Arrange every line of the material below as a Markdown table with two columns, Row and Line, numbering the rows and skipping blank lines. Leave the pictures out of the answer.

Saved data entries
#####

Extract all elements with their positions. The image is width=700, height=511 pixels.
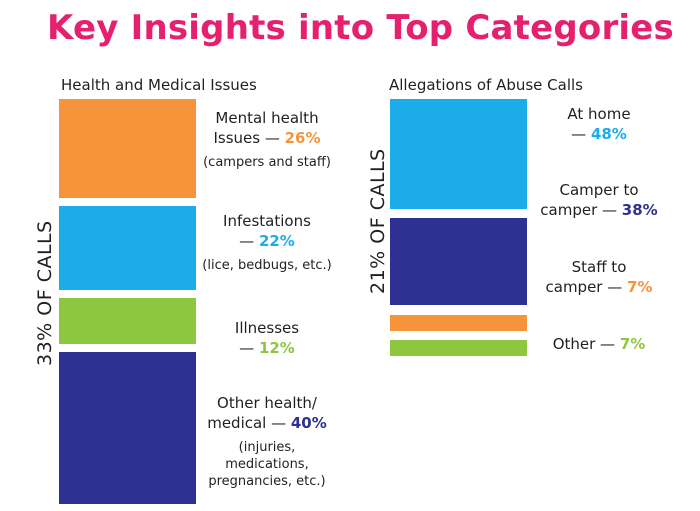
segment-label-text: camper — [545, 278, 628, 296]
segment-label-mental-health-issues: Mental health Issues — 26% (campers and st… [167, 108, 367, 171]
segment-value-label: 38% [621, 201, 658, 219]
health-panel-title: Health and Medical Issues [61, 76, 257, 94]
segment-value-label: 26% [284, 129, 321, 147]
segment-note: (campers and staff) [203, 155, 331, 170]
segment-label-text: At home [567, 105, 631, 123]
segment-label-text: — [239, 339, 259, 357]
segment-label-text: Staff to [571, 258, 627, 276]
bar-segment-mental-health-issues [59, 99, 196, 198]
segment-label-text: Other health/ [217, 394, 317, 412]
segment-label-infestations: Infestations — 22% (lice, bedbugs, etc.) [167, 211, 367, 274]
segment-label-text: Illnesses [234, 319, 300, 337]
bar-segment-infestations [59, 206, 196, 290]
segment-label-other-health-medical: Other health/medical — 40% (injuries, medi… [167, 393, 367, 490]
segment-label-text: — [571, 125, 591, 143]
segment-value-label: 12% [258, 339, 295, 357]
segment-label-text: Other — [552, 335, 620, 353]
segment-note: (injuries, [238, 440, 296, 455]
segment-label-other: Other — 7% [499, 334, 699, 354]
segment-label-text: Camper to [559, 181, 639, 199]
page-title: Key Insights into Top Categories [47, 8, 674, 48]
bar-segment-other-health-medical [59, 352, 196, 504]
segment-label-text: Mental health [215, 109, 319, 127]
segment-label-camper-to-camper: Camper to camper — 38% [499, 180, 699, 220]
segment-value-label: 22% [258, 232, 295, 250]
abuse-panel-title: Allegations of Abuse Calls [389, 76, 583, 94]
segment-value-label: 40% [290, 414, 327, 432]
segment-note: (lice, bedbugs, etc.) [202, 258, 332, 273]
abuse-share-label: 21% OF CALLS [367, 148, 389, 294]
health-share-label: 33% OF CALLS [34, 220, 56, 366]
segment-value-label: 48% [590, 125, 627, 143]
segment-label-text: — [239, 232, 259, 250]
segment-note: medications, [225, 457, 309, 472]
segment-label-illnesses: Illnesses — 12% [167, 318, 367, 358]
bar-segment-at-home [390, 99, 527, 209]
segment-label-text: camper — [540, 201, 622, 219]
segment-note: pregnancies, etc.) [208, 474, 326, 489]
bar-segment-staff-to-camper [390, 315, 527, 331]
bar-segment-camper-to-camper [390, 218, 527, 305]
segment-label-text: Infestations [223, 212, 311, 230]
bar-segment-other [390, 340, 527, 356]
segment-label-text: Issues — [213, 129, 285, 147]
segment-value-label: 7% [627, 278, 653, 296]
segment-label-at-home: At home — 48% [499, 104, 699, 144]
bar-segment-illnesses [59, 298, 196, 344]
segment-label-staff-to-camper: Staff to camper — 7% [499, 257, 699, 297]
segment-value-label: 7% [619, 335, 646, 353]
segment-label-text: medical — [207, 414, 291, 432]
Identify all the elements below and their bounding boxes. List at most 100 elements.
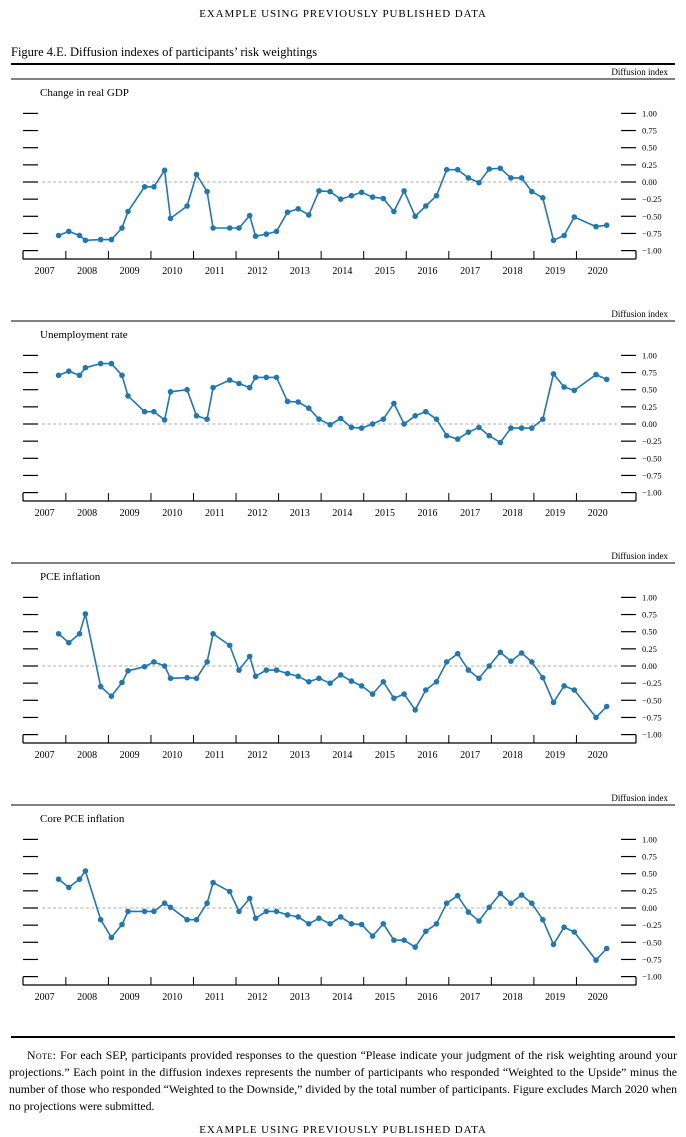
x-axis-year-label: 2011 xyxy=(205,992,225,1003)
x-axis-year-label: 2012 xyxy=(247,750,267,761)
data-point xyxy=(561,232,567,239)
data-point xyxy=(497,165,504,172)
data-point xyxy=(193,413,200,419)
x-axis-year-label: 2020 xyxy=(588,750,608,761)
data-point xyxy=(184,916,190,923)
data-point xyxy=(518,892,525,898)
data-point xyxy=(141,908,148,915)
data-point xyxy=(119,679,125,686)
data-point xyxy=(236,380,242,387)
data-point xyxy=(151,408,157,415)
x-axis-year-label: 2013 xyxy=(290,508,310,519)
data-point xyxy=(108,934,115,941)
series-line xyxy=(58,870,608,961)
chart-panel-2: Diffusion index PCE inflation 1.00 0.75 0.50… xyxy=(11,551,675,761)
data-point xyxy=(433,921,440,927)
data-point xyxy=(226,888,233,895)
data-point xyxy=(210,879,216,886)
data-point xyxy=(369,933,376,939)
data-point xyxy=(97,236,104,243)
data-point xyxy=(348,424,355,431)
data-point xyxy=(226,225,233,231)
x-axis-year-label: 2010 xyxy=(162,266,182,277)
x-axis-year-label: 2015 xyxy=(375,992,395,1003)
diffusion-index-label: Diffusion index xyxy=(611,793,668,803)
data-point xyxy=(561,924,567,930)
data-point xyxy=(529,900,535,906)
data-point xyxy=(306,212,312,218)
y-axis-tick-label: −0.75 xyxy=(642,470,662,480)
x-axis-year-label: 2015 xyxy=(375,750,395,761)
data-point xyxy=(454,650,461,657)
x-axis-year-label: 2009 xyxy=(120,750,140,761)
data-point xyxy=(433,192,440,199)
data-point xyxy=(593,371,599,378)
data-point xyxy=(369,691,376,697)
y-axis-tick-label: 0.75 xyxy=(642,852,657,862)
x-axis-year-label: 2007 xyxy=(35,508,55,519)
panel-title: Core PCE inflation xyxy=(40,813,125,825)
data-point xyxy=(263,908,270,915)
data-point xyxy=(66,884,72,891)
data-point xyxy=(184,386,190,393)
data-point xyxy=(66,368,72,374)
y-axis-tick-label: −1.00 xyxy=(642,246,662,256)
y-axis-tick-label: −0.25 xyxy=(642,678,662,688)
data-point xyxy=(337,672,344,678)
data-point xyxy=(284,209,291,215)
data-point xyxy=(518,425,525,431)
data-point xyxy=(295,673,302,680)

#####

= COMPLETED EXERCISE =
| Row | Line |
|---|---|
| 1 | Extract all elements with their positions. The image is width=700, height=511 pixels. |
| 2 | segment-label-text: camper — [545, 278, 628, 296] |
| 3 | segment-label-mental-health-issues: Mental health Issues — 26% (campers and st… [167, 108, 367, 171] |
| 4 | segment-value-label: 38% [621, 201, 658, 219] |
| 5 | health-panel-title: Health and Medical Issues [61, 76, 257, 94] |
| 6 | segment-value-label: 26% [284, 129, 321, 147] |
| 7 | segment-note: (campers and staff) [203, 155, 331, 170] |
| 8 | segment-label-text: At home [567, 105, 631, 123] |
| 9 | segment-label-text: — [239, 339, 259, 357] |
| 10 | segment-label-text: Staff to [571, 258, 627, 276] |
| 11 | bar-segment-mental-health-issues [59, 99, 196, 198] |
| 12 | segment-label-text: Other health/ [217, 394, 317, 412] |
| 13 | segment-label-infestations: Infestations — 22% (lice, bedbugs, etc.) [167, 211, 367, 274] |
| 14 | segment-label-text: Illnesses [234, 319, 300, 337] |
| 15 | bar-segment-infestations [59, 206, 196, 290] |
| 16 | segment-label-other-health-medical: Other health/medical — 40% (injuries, medi… [167, 393, 367, 490] |
| 17 | segment-label-text: — [571, 125, 591, 143] |
| 18 | segment-value-label: 12% [258, 339, 295, 357] |
| 19 | segment-label-text: Other — [552, 335, 620, 353] |
| 20 | segment-note: (injuries, [238, 440, 296, 455] |
| 21 | segment-label-other: Other — 7% [499, 334, 699, 354] |
| 22 | segment-label-text: Camper to [559, 181, 639, 199] |
| 23 | page-title: Key Insights into Top Categories [47, 8, 674, 48] |
| 24 | bar-segment-other-health-medical [59, 352, 196, 504] |
| 25 | segment-label-text: Mental health [215, 109, 319, 127] |
| 26 | segment-label-camper-to-camper: Camper to camper — 38% [499, 180, 699, 220] |
| 27 | segment-value-label: 22% [258, 232, 295, 250] |
| 28 | abuse-panel-title: Allegations of Abuse Calls [389, 76, 583, 94] |
| 29 | segment-value-label: 40% [290, 414, 327, 432] |
| 30 | segment-note: (lice, bedbugs, etc.) [202, 258, 332, 273] |
| 31 | abuse-share-label: 21% OF CALLS [367, 148, 389, 294] |
| 32 | health-share-label: 33% OF CALLS [34, 220, 56, 366] |
| 33 | segment-value-label: 48% [590, 125, 627, 143] |
| 34 | segment-label-text: — [239, 232, 259, 250] |
| 35 | segment-note: medications, [225, 457, 309, 472] |
| 36 | segment-label-illnesses: Illnesses — 12% [167, 318, 367, 358] |
| 37 | bar-segment-at-home [390, 99, 527, 209] |
| 38 | segment-label-text: camper — [540, 201, 622, 219] |
| 39 | segment-note: pregnancies, etc.) [208, 474, 326, 489] |
| 40 | bar-segment-staff-to-camper [390, 315, 527, 331] |
| 41 | bar-segment-camper-to-camper [390, 218, 527, 305] |
| 42 | segment-label-text: Infestations [223, 212, 311, 230] |
| 43 | bar-segment-other [390, 340, 527, 356] |
| 44 | segment-label-text: Issues — [213, 129, 285, 147] |
| 45 | segment-value-label: 7% [627, 278, 653, 296] |
| 46 | segment-label-at-home: At home — 48% [499, 104, 699, 144] |
| 47 | bar-segment-illnesses [59, 298, 196, 344] |
| 48 | segment-label-staff-to-camper: Staff to camper — 7% [499, 257, 699, 297] |
| 49 | segment-value-label: 7% [619, 335, 646, 353] |
| 50 | segment-label-text: medical — [207, 414, 291, 432] |
| 51 | Identify all the elements below and their bounding boxes. List at most 100 elements. |
| 52 | x-axis-year-label: 2011 xyxy=(205,992,225,1003) |
| 53 | x-axis-year-label: 2012 xyxy=(247,750,267,761) |
| 54 | data-point xyxy=(561,232,567,239) |
| 55 | data-point xyxy=(497,165,504,172) |
| 56 | data-point xyxy=(193,413,200,419) |
| 57 | x-axis-year-label: 2020 xyxy=(588,750,608,761) |
| 58 | data-point xyxy=(184,916,190,923) |
| 59 | data-point xyxy=(518,892,525,898) |
| 60 | data-point xyxy=(141,908,148,915) |
| 61 | data-point xyxy=(119,679,125,686) |
| 62 | data-point xyxy=(236,380,242,387) |
| 63 | data-point xyxy=(151,408,157,415) |
| 64 | x-axis-year-label: 2013 xyxy=(290,508,310,519) |
| 65 | data-point xyxy=(108,934,115,941) |
| 66 | series-line xyxy=(58,870,608,961) |
| 67 | chart-panel-2: Diffusion index PCE inflation 1.00 0.75 0.50… xyxy=(11,551,675,761) |
| 68 | data-point xyxy=(433,921,440,927) |
| 69 | data-point xyxy=(226,888,233,895) |
| 70 | data-point xyxy=(210,879,216,886) |
| 71 | data-point xyxy=(369,933,376,939) |
| 72 | data-point xyxy=(97,236,104,243) |
| 73 | data-point xyxy=(348,424,355,431) |
| 74 | data-point xyxy=(226,225,233,231) |
| 75 | x-axis-year-label: 2010 xyxy=(162,266,182,277) |
| 76 | x-axis-year-label: 2015 xyxy=(375,992,395,1003) |
| 77 | diffusion-index-label: Diffusion index xyxy=(611,793,668,803) |
| 78 | data-point xyxy=(561,924,567,930) |
| 79 | data-point xyxy=(529,900,535,906) |
| 80 | data-point xyxy=(306,212,312,218) |
| 81 | y-axis-tick-label: −0.75 xyxy=(642,470,662,480) |
| 82 | x-axis-year-label: 2015 xyxy=(375,750,395,761) |
| 83 | data-point xyxy=(454,650,461,657) |
| 84 | x-axis-year-label: 2009 xyxy=(120,750,140,761) |
| 85 | data-point xyxy=(433,192,440,199) |
| 86 | data-point xyxy=(593,371,599,378) |
| 87 | data-point xyxy=(369,691,376,697) |
| 88 | y-axis-tick-label: 0.75 xyxy=(642,852,657,862) |
| 89 | x-axis-year-label: 2007 xyxy=(35,508,55,519) |
| 90 | panel-title: Core PCE inflation xyxy=(40,813,125,825) |
| 91 | data-point xyxy=(263,908,270,915) |
| 92 | data-point xyxy=(66,884,72,891) |
| 93 | data-point xyxy=(184,386,190,393) |
| 94 | data-point xyxy=(66,368,72,374) |
| 95 | y-axis-tick-label: −1.00 xyxy=(642,246,662,256) |
| 96 | y-axis-tick-label: −0.25 xyxy=(642,678,662,688) |
| 97 | data-point xyxy=(337,672,344,678) |
| 98 | data-point xyxy=(284,209,291,215) |
| 99 | data-point xyxy=(518,425,525,431) |
| 100 | data-point xyxy=(295,673,302,680) |